To do
Without the pictures, output the records below word for word.

══════

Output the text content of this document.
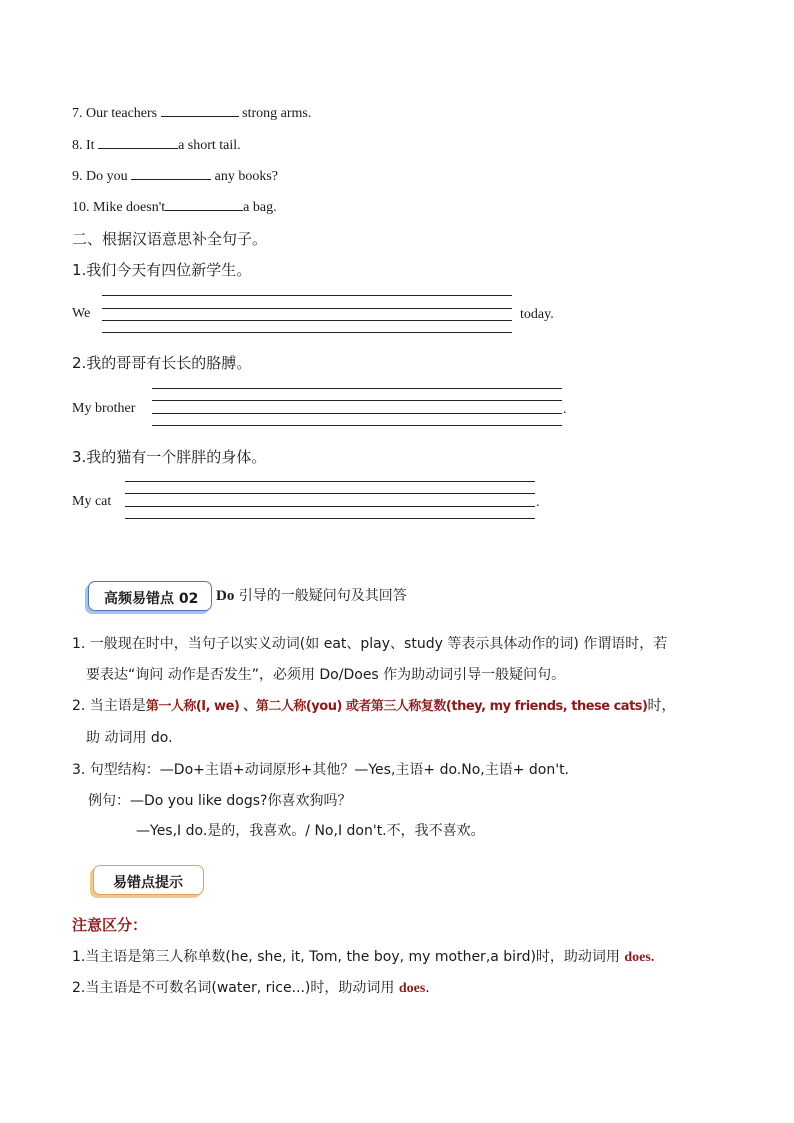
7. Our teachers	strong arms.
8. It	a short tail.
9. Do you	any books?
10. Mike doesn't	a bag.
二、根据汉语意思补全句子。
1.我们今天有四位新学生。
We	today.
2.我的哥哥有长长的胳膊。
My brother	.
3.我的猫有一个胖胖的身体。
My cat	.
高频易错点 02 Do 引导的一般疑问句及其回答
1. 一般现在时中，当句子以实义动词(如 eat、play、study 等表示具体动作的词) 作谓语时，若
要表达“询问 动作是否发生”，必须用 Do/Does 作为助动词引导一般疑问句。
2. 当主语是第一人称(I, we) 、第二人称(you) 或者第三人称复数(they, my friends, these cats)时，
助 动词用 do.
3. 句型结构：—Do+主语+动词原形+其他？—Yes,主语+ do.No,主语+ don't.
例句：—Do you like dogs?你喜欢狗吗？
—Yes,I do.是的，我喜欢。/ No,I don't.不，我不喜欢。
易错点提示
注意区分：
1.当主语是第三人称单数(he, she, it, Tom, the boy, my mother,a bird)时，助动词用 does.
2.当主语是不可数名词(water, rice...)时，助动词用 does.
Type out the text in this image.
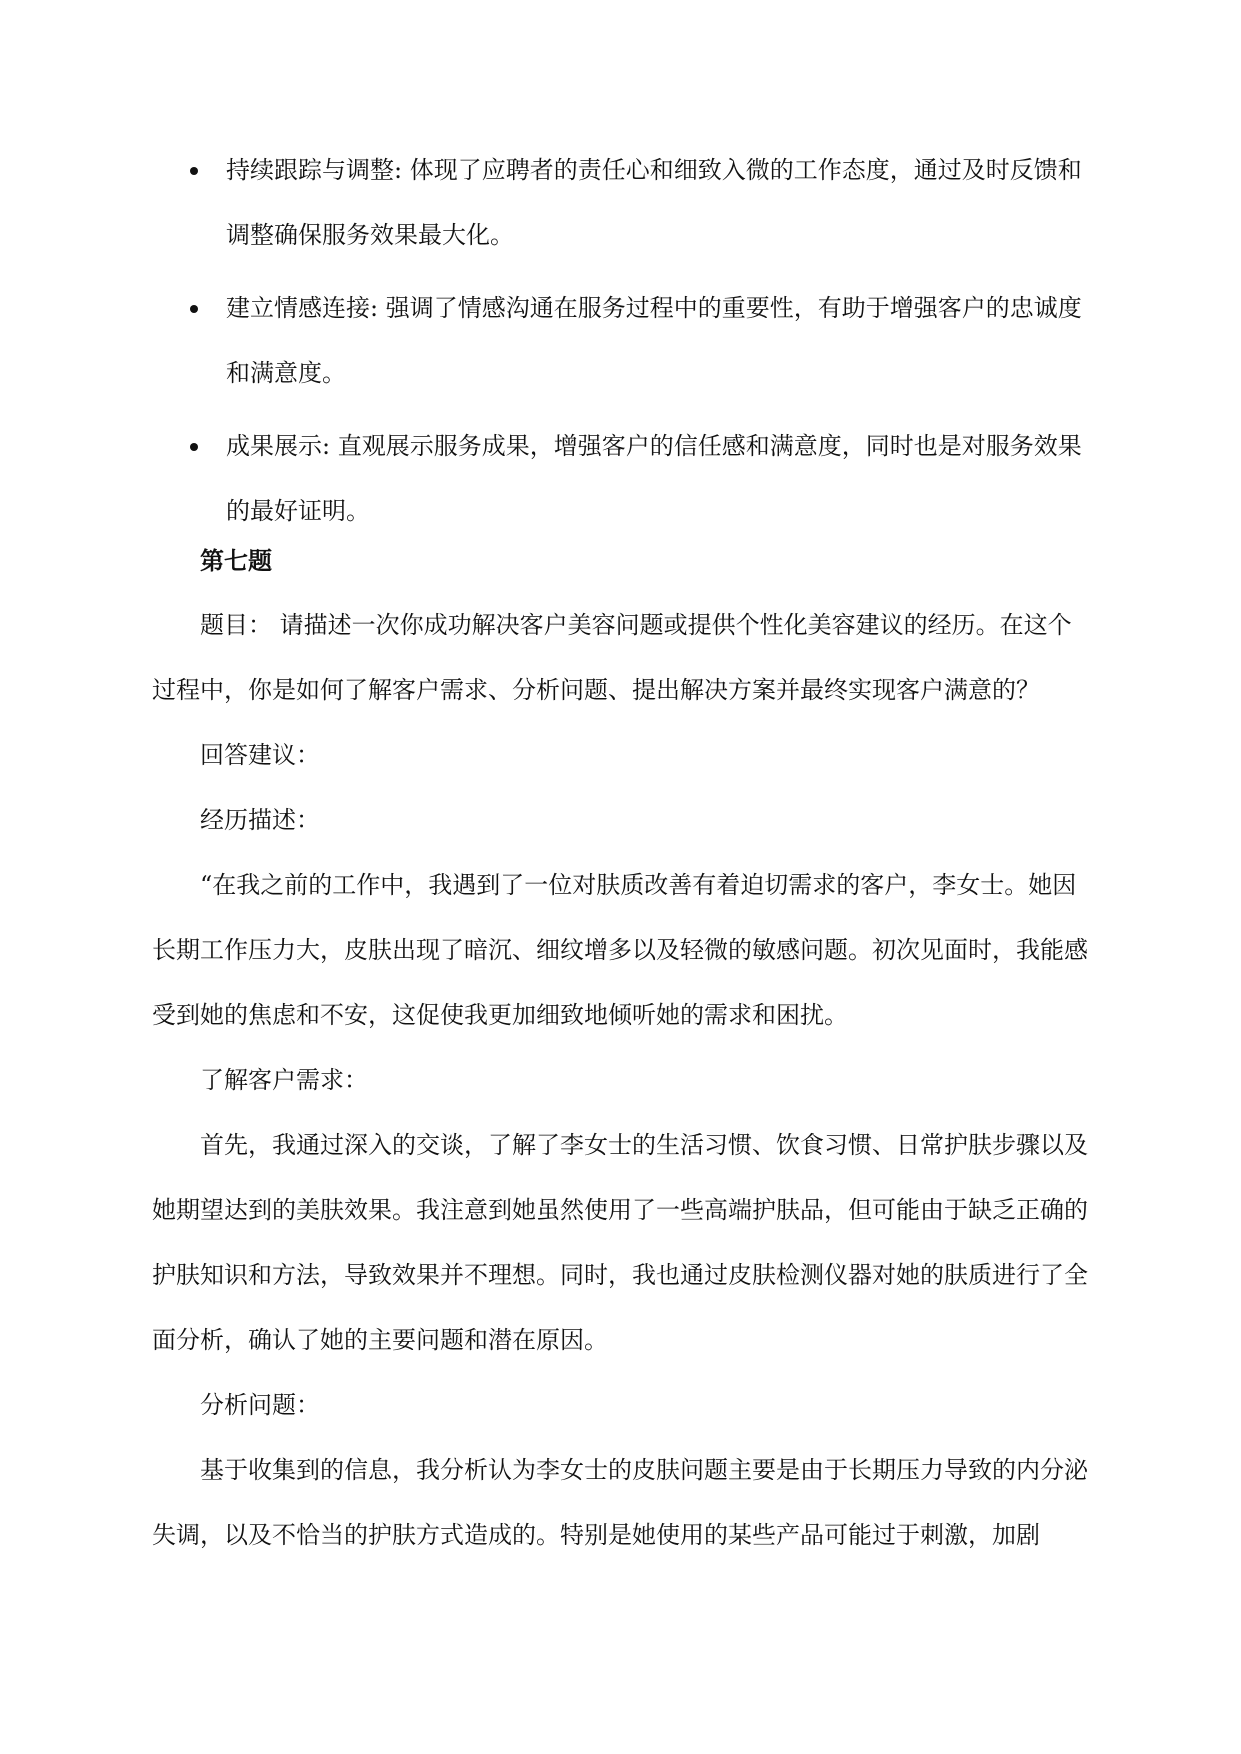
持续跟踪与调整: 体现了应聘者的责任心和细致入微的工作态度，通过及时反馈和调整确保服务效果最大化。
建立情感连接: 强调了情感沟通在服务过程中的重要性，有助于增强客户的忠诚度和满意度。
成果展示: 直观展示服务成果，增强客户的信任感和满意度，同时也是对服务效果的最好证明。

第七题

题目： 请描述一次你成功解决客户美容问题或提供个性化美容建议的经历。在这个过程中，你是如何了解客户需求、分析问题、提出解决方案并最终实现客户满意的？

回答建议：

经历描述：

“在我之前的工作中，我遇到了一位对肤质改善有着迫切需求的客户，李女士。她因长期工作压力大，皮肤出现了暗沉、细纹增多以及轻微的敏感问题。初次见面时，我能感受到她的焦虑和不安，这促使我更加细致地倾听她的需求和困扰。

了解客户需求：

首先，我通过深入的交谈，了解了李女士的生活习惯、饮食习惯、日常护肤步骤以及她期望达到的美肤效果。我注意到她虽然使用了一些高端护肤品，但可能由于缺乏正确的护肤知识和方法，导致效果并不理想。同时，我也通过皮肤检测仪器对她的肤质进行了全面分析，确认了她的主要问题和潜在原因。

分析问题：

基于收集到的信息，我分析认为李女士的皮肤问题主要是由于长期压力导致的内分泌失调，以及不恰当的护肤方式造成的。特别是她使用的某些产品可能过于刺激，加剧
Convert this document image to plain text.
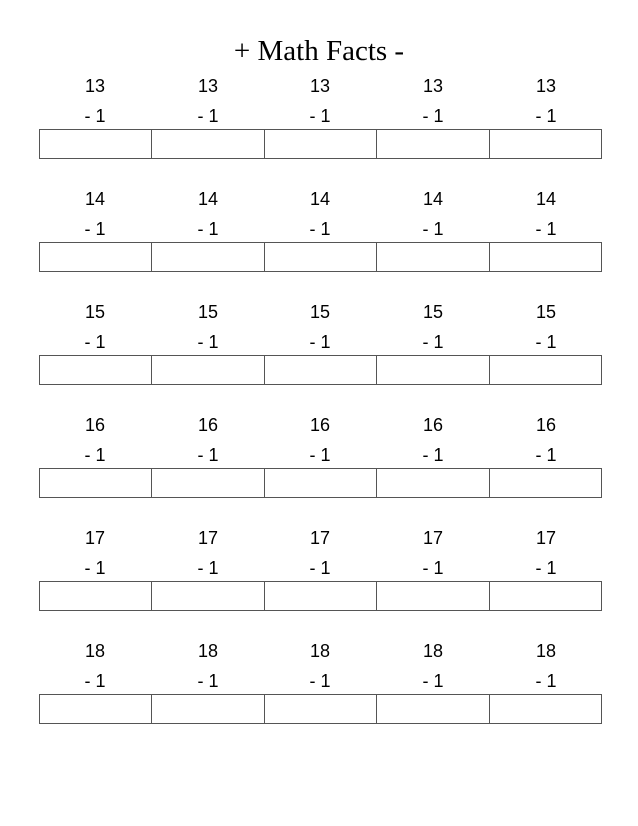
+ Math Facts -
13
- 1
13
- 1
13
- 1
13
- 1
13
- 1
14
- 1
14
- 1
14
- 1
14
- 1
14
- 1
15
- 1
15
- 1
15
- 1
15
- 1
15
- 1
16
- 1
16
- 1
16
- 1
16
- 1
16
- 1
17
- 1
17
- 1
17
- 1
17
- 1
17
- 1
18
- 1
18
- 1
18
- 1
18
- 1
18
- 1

══════

Correct output
Output the text content of this document.
7. Our teachers	strong arms.
8. It	a short tail.
9. Do you	any books?
10. Mike doesn't	a bag.
二、根据汉语意思补全句子。
1.我们今天有四位新学生。
We	today.
2.我的哥哥有长长的胳膊。
My brother	.
3.我的猫有一个胖胖的身体。
My cat	.
高频易错点 02 Do 引导的一般疑问句及其回答
1. 一般现在时中，当句子以实义动词(如 eat、play、study 等表示具体动作的词) 作谓语时，若
要表达“询问 动作是否发生”，必须用 Do/Does 作为助动词引导一般疑问句。
2. 当主语是第一人称(I, we) 、第二人称(you) 或者第三人称复数(they, my friends, these cats)时，
助 动词用 do.
3. 句型结构：—Do+主语+动词原形+其他？—Yes,主语+ do.No,主语+ don't.
例句：—Do you like dogs?你喜欢狗吗？
—Yes,I do.是的，我喜欢。/ No,I don't.不，我不喜欢。
易错点提示
注意区分：
1.当主语是第三人称单数(he, she, it, Tom, the boy, my mother,a bird)时，助动词用 does.
2.当主语是不可数名词(water, rice...)时，助动词用 does.
Type out the text in this image.
持续跟踪与调整: 体现了应聘者的责任心和细致入微的工作态度，通过及时反馈和调整确保服务效果最大化。
建立情感连接: 强调了情感沟通在服务过程中的重要性，有助于增强客户的忠诚度和满意度。
成果展示: 直观展示服务成果，增强客户的信任感和满意度，同时也是对服务效果的最好证明。

第七题

题目： 请描述一次你成功解决客户美容问题或提供个性化美容建议的经历。在这个过程中，你是如何了解客户需求、分析问题、提出解决方案并最终实现客户满意的？

回答建议：

经历描述：

“在我之前的工作中，我遇到了一位对肤质改善有着迫切需求的客户，李女士。她因长期工作压力大，皮肤出现了暗沉、细纹增多以及轻微的敏感问题。初次见面时，我能感受到她的焦虑和不安，这促使我更加细致地倾听她的需求和困扰。

了解客户需求：

首先，我通过深入的交谈，了解了李女士的生活习惯、饮食习惯、日常护肤步骤以及她期望达到的美肤效果。我注意到她虽然使用了一些高端护肤品，但可能由于缺乏正确的护肤知识和方法，导致效果并不理想。同时，我也通过皮肤检测仪器对她的肤质进行了全面分析，确认了她的主要问题和潜在原因。

分析问题：

基于收集到的信息，我分析认为李女士的皮肤问题主要是由于长期压力导致的内分泌失调，以及不恰当的护肤方式造成的。特别是她使用的某些产品可能过于刺激，加剧
Convert this document image to plain text.
+ Math Facts -
13
- 1
13
- 1
13
- 1
13
- 1
13
- 1
14
- 1
14
- 1
14
- 1
14
- 1
14
- 1
15
- 1
15
- 1
15
- 1
15
- 1
15
- 1
16
- 1
16
- 1
16
- 1
16
- 1
16
- 1
17
- 1
17
- 1
17
- 1
17
- 1
17
- 1
18
- 1
18
- 1
18
- 1
18
- 1
18
- 1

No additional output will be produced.